> Task prompt
Can you give all the records again without altering a single character?

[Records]
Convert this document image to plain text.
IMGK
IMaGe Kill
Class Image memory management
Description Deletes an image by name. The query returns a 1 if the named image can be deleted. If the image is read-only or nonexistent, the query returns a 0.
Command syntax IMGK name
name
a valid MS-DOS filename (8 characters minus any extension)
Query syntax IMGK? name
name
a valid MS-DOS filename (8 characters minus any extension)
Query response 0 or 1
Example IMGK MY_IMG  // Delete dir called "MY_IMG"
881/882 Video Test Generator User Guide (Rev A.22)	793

> Solution to the exercise
Convert this document image to plain text.
IMGK
IMaGe Kill
Class Image memory management
Description Deletes an image by name. The query returns a 1 if the named image can be deleted. If the image is read-only or nonexistent, the query returns a 0.
Command syntax IMGK name
name
a valid MS-DOS filename (8 characters minus any extension)
Query syntax IMGK? name
name
a valid MS-DOS filename (8 characters minus any extension)
Query response 0 or 1
Example IMGK MY_IMG  // Delete dir called "MY_IMG"
881/882 Video Test Generator User Guide (Rev A.22)	793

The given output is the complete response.